--- Written task ---
List all the lines in these records that hold "Использовать".

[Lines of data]
════
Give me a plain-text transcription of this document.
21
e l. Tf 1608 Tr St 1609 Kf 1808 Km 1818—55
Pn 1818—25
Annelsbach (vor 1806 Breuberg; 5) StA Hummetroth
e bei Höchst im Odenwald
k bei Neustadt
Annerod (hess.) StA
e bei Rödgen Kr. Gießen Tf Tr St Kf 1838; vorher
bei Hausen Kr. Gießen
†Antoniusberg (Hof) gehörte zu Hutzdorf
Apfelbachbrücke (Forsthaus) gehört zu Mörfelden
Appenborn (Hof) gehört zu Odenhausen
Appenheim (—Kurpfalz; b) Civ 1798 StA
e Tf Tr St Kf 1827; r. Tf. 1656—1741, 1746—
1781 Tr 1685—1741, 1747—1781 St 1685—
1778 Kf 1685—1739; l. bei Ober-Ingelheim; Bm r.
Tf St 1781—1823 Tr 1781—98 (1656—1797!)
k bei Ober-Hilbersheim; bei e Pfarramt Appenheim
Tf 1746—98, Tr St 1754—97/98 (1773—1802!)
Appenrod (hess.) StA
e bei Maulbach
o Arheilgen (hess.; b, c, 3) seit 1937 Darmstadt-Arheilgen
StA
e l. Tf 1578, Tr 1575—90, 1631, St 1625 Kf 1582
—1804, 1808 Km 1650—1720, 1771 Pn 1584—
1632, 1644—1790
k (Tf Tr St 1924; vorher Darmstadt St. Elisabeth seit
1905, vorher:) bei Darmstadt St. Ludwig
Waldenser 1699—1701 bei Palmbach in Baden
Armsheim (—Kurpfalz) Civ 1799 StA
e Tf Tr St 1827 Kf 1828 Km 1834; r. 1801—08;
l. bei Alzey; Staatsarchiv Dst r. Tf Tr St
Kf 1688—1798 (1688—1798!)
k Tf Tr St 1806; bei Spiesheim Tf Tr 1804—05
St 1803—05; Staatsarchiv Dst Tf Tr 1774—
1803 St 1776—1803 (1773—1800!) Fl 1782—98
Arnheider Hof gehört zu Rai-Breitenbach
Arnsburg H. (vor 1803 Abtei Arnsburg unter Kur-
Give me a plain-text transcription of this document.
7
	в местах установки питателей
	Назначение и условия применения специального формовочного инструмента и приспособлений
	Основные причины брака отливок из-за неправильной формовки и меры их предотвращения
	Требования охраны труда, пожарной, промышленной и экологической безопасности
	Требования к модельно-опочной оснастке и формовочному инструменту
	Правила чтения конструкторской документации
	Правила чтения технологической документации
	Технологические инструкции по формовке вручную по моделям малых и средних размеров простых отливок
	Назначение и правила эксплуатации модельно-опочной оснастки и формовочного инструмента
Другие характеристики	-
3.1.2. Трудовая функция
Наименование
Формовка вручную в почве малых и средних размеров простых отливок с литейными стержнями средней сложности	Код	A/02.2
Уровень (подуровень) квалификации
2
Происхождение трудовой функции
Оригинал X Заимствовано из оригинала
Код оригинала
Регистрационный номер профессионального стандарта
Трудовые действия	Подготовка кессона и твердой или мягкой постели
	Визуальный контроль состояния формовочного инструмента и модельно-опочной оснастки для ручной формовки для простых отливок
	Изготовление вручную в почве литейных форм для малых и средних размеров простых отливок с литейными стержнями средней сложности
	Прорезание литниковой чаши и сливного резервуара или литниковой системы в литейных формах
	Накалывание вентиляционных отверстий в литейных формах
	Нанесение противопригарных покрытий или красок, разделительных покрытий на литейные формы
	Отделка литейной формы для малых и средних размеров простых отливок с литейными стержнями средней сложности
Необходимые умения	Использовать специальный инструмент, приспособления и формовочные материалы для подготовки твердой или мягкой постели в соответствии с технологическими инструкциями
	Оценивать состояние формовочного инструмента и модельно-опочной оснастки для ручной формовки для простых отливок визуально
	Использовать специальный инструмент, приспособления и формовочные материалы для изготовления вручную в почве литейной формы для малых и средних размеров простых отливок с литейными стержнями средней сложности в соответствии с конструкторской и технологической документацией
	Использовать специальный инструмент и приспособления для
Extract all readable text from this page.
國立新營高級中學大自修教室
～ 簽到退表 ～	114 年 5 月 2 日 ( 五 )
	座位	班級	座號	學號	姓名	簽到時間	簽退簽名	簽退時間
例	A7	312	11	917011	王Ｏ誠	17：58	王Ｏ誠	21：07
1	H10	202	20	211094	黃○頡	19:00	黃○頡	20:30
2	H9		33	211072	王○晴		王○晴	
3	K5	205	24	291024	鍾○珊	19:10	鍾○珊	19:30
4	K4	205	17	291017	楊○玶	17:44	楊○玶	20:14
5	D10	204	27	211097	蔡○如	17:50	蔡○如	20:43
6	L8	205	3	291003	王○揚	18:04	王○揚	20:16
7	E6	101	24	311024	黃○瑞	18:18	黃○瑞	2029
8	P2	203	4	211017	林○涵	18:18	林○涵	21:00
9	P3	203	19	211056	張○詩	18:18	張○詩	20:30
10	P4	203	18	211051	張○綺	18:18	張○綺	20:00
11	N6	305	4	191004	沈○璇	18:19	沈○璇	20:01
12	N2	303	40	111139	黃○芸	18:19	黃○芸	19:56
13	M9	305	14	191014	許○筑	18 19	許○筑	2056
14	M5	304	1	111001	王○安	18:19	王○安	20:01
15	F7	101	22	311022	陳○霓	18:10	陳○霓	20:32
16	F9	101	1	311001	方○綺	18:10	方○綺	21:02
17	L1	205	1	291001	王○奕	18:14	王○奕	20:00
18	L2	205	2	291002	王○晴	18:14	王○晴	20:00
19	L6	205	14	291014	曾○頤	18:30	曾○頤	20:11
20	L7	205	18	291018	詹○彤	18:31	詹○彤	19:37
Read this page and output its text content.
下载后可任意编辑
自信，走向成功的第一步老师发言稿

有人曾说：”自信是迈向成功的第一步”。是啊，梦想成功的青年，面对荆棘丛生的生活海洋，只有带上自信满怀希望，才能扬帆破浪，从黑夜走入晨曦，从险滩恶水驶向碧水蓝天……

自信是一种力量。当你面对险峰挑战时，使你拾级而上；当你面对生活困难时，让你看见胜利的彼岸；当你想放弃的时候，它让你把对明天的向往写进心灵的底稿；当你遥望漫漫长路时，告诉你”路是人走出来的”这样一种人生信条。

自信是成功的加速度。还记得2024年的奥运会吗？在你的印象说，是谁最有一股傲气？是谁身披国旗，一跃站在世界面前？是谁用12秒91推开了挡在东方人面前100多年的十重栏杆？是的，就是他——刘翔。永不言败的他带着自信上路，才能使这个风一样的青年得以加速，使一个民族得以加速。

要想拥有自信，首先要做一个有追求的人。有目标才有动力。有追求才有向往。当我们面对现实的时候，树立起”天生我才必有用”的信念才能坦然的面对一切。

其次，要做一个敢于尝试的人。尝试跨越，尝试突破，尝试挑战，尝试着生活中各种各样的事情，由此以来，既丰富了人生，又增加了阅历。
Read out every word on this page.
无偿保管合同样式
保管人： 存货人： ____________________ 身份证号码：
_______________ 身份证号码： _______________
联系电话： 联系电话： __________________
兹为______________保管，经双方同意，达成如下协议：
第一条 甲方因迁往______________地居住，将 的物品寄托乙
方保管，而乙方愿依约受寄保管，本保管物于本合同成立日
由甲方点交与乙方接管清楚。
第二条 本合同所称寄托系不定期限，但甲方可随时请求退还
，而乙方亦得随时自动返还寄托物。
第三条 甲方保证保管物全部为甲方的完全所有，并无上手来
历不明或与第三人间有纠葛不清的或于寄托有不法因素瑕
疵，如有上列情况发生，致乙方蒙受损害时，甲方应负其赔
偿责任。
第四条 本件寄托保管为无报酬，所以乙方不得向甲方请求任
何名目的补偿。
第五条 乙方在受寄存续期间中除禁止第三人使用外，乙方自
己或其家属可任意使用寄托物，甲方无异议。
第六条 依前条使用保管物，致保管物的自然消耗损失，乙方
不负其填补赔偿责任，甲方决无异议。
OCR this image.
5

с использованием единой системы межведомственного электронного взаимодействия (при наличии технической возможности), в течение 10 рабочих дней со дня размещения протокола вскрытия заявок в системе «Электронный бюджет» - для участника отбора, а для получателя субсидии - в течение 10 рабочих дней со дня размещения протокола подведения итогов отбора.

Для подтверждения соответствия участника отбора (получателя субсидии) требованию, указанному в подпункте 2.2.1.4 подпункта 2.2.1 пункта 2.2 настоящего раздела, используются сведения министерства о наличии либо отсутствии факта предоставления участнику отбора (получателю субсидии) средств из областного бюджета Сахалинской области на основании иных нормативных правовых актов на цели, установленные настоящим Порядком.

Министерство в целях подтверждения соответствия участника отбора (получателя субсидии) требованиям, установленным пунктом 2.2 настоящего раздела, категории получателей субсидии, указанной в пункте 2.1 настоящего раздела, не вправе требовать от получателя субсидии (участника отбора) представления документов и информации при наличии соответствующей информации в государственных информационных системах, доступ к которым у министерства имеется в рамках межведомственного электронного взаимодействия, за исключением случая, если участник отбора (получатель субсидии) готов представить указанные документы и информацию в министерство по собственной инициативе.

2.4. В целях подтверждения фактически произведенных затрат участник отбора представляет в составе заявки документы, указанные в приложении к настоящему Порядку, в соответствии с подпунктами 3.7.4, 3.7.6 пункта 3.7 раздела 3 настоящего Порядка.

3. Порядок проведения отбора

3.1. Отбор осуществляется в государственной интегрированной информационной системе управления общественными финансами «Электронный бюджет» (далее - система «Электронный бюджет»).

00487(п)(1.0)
════
--- Answer for this exercise ---
Необходимые умения	Использовать специальный инструмент, приспособления и формовочные материалы для подготовки твердой или мягкой постели в соответствии с технологическими инструкциями
	Использовать специальный инструмент, приспособления и формовочные материалы для изготовления вручную в почве литейной формы для малых и средних размеров простых отливок с литейными стержнями средней сложности в соответствии с конструкторской и технологической документацией
	Использовать специальный инструмент и приспособления для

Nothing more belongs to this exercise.